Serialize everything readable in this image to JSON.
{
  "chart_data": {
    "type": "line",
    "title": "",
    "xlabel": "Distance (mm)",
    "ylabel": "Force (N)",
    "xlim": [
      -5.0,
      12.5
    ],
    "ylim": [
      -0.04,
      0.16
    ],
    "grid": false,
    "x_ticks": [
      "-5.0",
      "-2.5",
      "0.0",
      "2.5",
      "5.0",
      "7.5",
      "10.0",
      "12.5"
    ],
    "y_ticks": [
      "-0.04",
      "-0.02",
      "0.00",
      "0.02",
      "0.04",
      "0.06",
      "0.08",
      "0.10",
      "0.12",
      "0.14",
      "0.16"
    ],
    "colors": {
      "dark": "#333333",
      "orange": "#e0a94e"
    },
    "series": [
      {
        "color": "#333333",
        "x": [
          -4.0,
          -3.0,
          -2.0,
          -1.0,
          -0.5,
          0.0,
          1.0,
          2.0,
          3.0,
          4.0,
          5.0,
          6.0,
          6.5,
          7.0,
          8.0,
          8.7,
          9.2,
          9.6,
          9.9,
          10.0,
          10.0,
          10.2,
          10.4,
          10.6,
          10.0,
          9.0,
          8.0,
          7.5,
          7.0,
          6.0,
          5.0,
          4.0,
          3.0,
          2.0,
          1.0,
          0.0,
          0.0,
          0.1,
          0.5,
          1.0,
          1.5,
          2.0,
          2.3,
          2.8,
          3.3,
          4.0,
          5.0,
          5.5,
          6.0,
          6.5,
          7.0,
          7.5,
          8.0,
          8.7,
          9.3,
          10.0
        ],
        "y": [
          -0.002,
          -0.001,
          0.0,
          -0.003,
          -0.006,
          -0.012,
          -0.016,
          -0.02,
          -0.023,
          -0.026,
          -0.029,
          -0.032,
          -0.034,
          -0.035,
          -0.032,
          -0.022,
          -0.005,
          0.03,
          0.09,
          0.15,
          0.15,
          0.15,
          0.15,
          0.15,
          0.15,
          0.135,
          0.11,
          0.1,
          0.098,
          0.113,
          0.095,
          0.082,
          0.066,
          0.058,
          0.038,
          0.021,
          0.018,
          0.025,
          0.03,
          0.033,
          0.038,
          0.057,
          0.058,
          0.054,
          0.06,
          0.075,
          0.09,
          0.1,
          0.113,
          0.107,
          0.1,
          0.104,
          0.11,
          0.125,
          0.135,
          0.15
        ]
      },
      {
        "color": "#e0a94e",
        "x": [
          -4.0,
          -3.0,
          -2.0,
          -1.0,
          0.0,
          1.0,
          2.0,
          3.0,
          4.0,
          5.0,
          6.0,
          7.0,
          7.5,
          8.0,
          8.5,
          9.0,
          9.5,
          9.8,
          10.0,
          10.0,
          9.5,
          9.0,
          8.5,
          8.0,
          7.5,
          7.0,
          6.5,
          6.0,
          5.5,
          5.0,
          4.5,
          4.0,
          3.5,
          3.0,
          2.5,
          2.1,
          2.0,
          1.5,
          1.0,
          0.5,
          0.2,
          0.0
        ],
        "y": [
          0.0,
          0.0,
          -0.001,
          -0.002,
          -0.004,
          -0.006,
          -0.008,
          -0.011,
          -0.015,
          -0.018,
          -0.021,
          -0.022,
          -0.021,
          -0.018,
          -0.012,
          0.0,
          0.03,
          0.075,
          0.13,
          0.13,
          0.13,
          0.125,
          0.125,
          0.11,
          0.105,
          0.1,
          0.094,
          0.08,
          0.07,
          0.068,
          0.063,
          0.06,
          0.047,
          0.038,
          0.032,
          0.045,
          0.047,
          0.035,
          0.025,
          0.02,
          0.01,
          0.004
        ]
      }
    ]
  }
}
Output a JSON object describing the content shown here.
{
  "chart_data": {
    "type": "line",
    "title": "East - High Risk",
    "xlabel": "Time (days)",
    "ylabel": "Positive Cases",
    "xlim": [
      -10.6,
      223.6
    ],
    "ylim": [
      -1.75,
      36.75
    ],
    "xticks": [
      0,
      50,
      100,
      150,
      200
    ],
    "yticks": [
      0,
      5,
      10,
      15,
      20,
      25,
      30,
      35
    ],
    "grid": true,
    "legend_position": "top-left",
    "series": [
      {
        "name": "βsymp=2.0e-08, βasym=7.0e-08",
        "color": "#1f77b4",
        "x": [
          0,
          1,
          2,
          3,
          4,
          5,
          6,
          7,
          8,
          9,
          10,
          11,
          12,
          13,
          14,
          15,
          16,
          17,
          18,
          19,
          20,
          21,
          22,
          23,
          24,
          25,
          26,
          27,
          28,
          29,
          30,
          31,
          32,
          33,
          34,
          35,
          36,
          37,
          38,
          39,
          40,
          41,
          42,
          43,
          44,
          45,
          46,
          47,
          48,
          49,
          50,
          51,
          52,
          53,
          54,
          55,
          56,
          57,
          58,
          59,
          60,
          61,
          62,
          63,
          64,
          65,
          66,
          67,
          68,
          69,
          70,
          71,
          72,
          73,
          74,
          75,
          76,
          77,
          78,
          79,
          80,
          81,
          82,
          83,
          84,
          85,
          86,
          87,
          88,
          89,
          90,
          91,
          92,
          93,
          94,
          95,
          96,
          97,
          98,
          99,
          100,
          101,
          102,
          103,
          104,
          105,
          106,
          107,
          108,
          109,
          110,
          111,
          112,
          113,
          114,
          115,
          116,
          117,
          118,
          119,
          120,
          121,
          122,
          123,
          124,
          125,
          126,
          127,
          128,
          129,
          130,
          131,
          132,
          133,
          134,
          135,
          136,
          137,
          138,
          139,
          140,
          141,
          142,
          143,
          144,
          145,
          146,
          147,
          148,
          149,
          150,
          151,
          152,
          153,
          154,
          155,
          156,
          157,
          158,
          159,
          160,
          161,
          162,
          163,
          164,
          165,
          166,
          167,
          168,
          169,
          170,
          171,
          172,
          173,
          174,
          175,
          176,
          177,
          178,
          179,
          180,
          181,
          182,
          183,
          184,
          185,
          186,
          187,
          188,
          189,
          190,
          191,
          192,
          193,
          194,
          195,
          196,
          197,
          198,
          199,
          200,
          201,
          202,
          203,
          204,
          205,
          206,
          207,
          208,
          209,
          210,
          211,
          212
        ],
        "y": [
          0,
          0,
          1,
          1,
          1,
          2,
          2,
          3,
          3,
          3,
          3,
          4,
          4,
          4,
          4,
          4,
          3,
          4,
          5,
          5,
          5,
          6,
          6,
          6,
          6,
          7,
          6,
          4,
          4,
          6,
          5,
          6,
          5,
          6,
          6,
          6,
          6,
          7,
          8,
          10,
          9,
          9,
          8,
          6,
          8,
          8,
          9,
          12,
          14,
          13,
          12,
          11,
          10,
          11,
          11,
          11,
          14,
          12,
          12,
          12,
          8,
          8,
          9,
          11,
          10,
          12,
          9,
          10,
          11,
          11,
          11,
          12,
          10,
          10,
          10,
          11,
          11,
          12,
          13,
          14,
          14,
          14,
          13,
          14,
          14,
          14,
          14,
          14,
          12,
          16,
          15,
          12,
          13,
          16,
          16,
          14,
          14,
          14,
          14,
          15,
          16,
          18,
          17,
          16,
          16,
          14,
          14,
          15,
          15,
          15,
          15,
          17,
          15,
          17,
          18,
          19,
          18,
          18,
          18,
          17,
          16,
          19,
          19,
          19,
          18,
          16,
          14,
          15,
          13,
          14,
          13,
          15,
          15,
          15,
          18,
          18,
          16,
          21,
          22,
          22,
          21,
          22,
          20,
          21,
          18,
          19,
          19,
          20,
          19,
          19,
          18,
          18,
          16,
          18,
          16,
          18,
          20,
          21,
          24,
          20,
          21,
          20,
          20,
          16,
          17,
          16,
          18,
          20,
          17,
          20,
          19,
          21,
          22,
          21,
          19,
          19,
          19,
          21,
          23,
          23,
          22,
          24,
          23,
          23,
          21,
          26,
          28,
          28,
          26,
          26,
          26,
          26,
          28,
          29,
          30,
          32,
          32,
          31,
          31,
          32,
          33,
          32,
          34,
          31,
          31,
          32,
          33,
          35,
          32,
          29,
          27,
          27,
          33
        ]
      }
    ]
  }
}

Brief
Show all lines from the data above in which the word "ylabel" appears.

Correct answer
    "ylabel": "Force (N)",
    "ylabel": "Positive Cases",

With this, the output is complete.